OBJECTIVE:
Your task is to repeat the entries underneath exactly, minus the pictures.

ENTRIES PROVIDED:
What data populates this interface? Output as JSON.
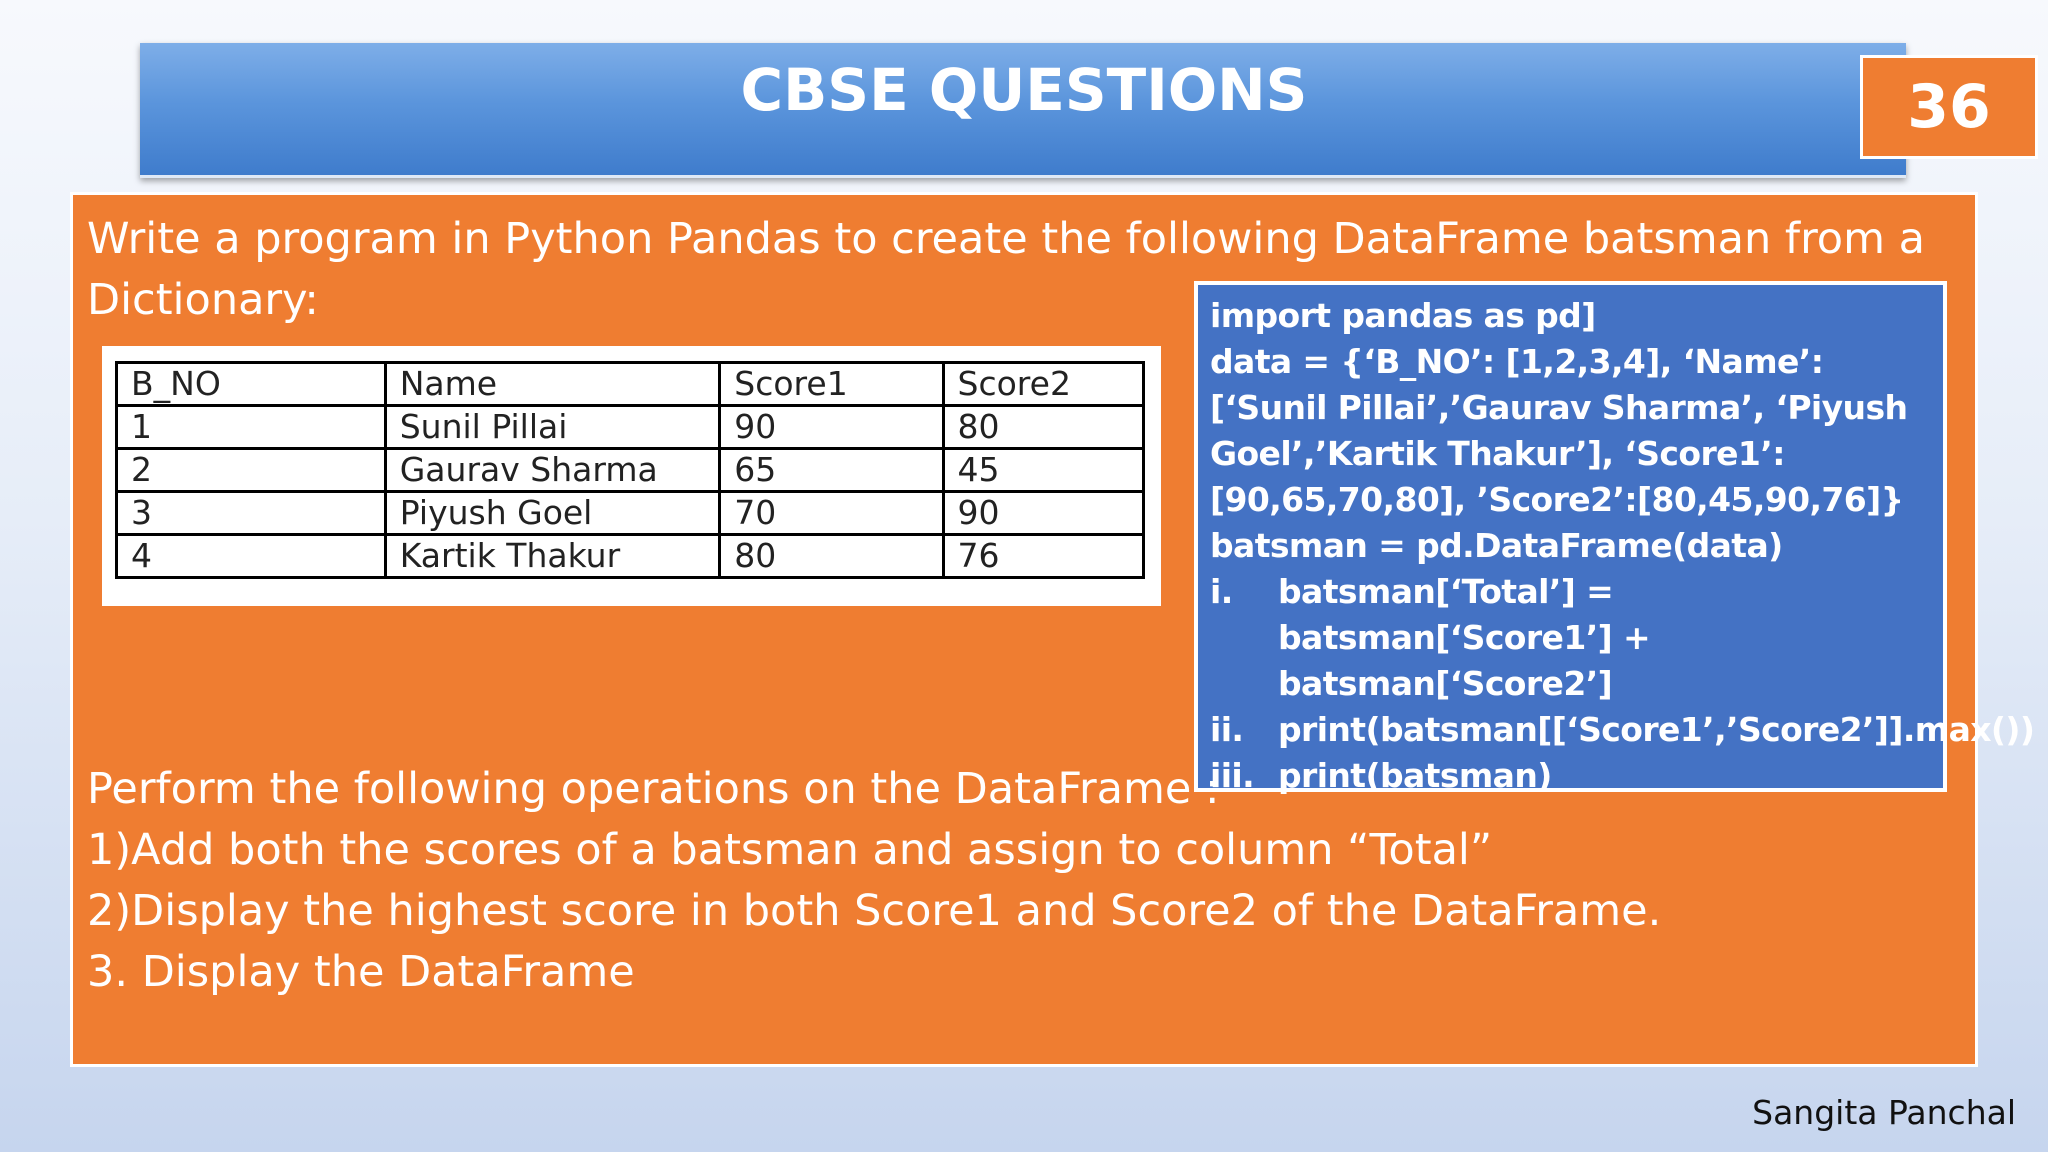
{
  "header": {
    "title": "CBSE QUESTIONS",
    "slide_number": "36"
  },
  "question": {
    "intro": "Write a program in Python Pandas to create the following DataFrame batsman from a Dictionary:"
  },
  "dataframe": {
    "columns": [
      "B_NO",
      "Name",
      "Score1",
      "Score2"
    ],
    "rows": [
      [
        "1",
        "Sunil Pillai",
        "90",
        "80"
      ],
      [
        "2",
        "Gaurav Sharma",
        "65",
        "45"
      ],
      [
        "3",
        "Piyush Goel",
        "70",
        "90"
      ],
      [
        "4",
        "Kartik Thakur",
        "80",
        "76"
      ]
    ]
  },
  "code": {
    "import_line": "import pandas as pd]",
    "data_def": "data = {‘B_NO’: [1,2,3,4], ‘Name’:[‘Sunil Pillai’,’Gaurav Sharma’, ‘Piyush Goel’,’Kartik Thakur’], ‘Score1’:[90,65,70,80], ’Score2’:[80,45,90,76]}",
    "create_line": "batsman = pd.DataFrame(data)",
    "ops": [
      {
        "num": "i.",
        "text": "batsman[‘Total’] = batsman[‘Score1’] + batsman[‘Score2’]"
      },
      {
        "num": "ii.",
        "text": "print(batsman[[‘Score1’,’Score2’]].max())"
      },
      {
        "num": "iii.",
        "text": "print(batsman)"
      }
    ]
  },
  "operations": {
    "heading": "Perform the following operations on the DataFrame :",
    "items": [
      "1)Add both the scores of a batsman and assign to column “Total”",
      "2)Display the highest score in both Score1 and Score2 of the DataFrame.",
      "3. Display the DataFrame"
    ]
  },
  "footer": {
    "author": "Sangita Panchal"
  }
}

SOLVED EXERCISE:
What data populates this interface? Output as JSON.
{
  "header": {
    "title": "CBSE QUESTIONS",
    "slide_number": "36"
  },
  "question": {
    "intro": "Write a program in Python Pandas to create the following DataFrame batsman from a Dictionary:"
  },
  "dataframe": {
    "columns": [
      "B_NO",
      "Name",
      "Score1",
      "Score2"
    ],
    "rows": [
      [
        "1",
        "Sunil Pillai",
        "90",
        "80"
      ],
      [
        "2",
        "Gaurav Sharma",
        "65",
        "45"
      ],
      [
        "3",
        "Piyush Goel",
        "70",
        "90"
      ],
      [
        "4",
        "Kartik Thakur",
        "80",
        "76"
      ]
    ]
  },
  "code": {
    "import_line": "import pandas as pd]",
    "data_def": "data = {‘B_NO’: [1,2,3,4], ‘Name’:[‘Sunil Pillai’,’Gaurav Sharma’, ‘Piyush Goel’,’Kartik Thakur’], ‘Score1’:[90,65,70,80], ’Score2’:[80,45,90,76]}",
    "create_line": "batsman = pd.DataFrame(data)",
    "ops": [
      {
        "num": "i.",
        "text": "batsman[‘Total’] = batsman[‘Score1’] + batsman[‘Score2’]"
      },
      {
        "num": "ii.",
        "text": "print(batsman[[‘Score1’,’Score2’]].max())"
      },
      {
        "num": "iii.",
        "text": "print(batsman)"
      }
    ]
  },
  "operations": {
    "heading": "Perform the following operations on the DataFrame :",
    "items": [
      "1)Add both the scores of a batsman and assign to column “Total”",
      "2)Display the highest score in both Score1 and Score2 of the DataFrame.",
      "3. Display the DataFrame"
    ]
  },
  "footer": {
    "author": "Sangita Panchal"
  }
}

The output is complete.